*Stated problem*:
Return each entry exactly, with none missing.

--*--

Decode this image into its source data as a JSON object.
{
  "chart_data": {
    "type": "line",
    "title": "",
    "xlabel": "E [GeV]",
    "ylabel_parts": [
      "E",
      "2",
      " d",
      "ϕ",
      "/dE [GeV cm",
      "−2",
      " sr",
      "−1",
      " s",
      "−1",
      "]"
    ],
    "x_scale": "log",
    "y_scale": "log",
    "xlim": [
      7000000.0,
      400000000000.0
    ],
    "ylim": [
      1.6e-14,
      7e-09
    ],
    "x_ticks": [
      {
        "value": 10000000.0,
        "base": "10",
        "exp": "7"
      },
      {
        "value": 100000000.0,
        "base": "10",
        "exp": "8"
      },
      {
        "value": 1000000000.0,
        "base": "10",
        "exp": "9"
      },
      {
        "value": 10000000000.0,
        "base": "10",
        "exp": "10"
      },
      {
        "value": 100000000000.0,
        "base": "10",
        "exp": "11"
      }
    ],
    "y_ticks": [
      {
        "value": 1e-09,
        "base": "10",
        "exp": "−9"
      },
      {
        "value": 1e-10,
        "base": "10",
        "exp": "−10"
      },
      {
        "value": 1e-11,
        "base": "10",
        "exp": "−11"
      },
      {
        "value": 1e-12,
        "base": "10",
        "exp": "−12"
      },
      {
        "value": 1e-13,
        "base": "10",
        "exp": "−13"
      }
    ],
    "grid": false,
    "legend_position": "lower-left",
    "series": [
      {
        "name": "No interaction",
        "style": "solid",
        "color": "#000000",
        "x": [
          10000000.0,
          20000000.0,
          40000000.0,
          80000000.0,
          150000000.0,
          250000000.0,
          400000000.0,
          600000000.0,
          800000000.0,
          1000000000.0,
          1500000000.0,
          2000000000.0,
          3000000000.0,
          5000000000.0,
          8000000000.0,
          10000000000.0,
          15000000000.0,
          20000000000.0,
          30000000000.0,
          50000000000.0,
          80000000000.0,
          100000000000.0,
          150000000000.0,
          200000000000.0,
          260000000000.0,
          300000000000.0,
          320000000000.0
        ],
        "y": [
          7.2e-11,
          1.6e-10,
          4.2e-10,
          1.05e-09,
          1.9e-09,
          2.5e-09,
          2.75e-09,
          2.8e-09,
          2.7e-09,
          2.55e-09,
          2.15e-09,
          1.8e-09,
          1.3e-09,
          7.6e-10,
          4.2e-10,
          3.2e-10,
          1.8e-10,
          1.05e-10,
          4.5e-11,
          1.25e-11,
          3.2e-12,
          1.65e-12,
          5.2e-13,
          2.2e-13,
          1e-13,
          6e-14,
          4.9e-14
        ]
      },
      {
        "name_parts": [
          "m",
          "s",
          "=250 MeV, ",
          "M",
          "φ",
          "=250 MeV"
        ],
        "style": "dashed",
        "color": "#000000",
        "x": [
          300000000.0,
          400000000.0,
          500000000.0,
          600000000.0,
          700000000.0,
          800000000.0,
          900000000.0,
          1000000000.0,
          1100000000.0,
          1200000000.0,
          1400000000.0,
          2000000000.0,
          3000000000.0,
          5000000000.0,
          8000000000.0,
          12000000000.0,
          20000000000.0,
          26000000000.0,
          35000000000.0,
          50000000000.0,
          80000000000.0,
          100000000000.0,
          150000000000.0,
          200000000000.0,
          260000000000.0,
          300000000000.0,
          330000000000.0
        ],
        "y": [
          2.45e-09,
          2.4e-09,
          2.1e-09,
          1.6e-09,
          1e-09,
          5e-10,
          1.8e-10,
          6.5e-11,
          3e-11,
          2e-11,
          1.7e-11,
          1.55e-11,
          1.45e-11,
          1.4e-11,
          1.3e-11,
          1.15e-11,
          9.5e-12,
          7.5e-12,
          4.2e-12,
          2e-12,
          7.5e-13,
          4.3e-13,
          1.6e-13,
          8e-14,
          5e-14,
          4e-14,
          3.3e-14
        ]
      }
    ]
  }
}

--*--

*Response below*:
Decode this image into its source data as a JSON object.
{
  "chart_data": {
    "type": "line",
    "title": "",
    "xlabel": "E [GeV]",
    "ylabel_parts": [
      "E",
      "2",
      " d",
      "ϕ",
      "/dE [GeV cm",
      "−2",
      " sr",
      "−1",
      " s",
      "−1",
      "]"
    ],
    "x_scale": "log",
    "y_scale": "log",
    "xlim": [
      7000000.0,
      400000000000.0
    ],
    "ylim": [
      1.6e-14,
      7e-09
    ],
    "x_ticks": [
      {
        "value": 10000000.0,
        "base": "10",
        "exp": "7"
      },
      {
        "value": 100000000.0,
        "base": "10",
        "exp": "8"
      },
      {
        "value": 1000000000.0,
        "base": "10",
        "exp": "9"
      },
      {
        "value": 10000000000.0,
        "base": "10",
        "exp": "10"
      },
      {
        "value": 100000000000.0,
        "base": "10",
        "exp": "11"
      }
    ],
    "y_ticks": [
      {
        "value": 1e-09,
        "base": "10",
        "exp": "−9"
      },
      {
        "value": 1e-10,
        "base": "10",
        "exp": "−10"
      },
      {
        "value": 1e-11,
        "base": "10",
        "exp": "−11"
      },
      {
        "value": 1e-12,
        "base": "10",
        "exp": "−12"
      },
      {
        "value": 1e-13,
        "base": "10",
        "exp": "−13"
      }
    ],
    "grid": false,
    "legend_position": "lower-left",
    "series": [
      {
        "name": "No interaction",
        "style": "solid",
        "color": "#000000",
        "x": [
          10000000.0,
          20000000.0,
          40000000.0,
          80000000.0,
          150000000.0,
          250000000.0,
          400000000.0,
          600000000.0,
          800000000.0,
          1000000000.0,
          1500000000.0,
          2000000000.0,
          3000000000.0,
          5000000000.0,
          8000000000.0,
          10000000000.0,
          15000000000.0,
          20000000000.0,
          30000000000.0,
          50000000000.0,
          80000000000.0,
          100000000000.0,
          150000000000.0,
          200000000000.0,
          260000000000.0,
          300000000000.0,
          320000000000.0
        ],
        "y": [
          7.2e-11,
          1.6e-10,
          4.2e-10,
          1.05e-09,
          1.9e-09,
          2.5e-09,
          2.75e-09,
          2.8e-09,
          2.7e-09,
          2.55e-09,
          2.15e-09,
          1.8e-09,
          1.3e-09,
          7.6e-10,
          4.2e-10,
          3.2e-10,
          1.8e-10,
          1.05e-10,
          4.5e-11,
          1.25e-11,
          3.2e-12,
          1.65e-12,
          5.2e-13,
          2.2e-13,
          1e-13,
          6e-14,
          4.9e-14
        ]
      },
      {
        "name_parts": [
          "m",
          "s",
          "=250 MeV, ",
          "M",
          "φ",
          "=250 MeV"
        ],
        "style": "dashed",
        "color": "#000000",
        "x": [
          300000000.0,
          400000000.0,
          500000000.0,
          600000000.0,
          700000000.0,
          800000000.0,
          900000000.0,
          1000000000.0,
          1100000000.0,
          1200000000.0,
          1400000000.0,
          2000000000.0,
          3000000000.0,
          5000000000.0,
          8000000000.0,
          12000000000.0,
          20000000000.0,
          26000000000.0,
          35000000000.0,
          50000000000.0,
          80000000000.0,
          100000000000.0,
          150000000000.0,
          200000000000.0,
          260000000000.0,
          300000000000.0,
          330000000000.0
        ],
        "y": [
          2.45e-09,
          2.4e-09,
          2.1e-09,
          1.6e-09,
          1e-09,
          5e-10,
          1.8e-10,
          6.5e-11,
          3e-11,
          2e-11,
          1.7e-11,
          1.55e-11,
          1.45e-11,
          1.4e-11,
          1.3e-11,
          1.15e-11,
          9.5e-12,
          7.5e-12,
          4.2e-12,
          2e-12,
          7.5e-13,
          4.3e-13,
          1.6e-13,
          8e-14,
          5e-14,
          4e-14,
          3.3e-14
        ]
      }
    ]
  }
}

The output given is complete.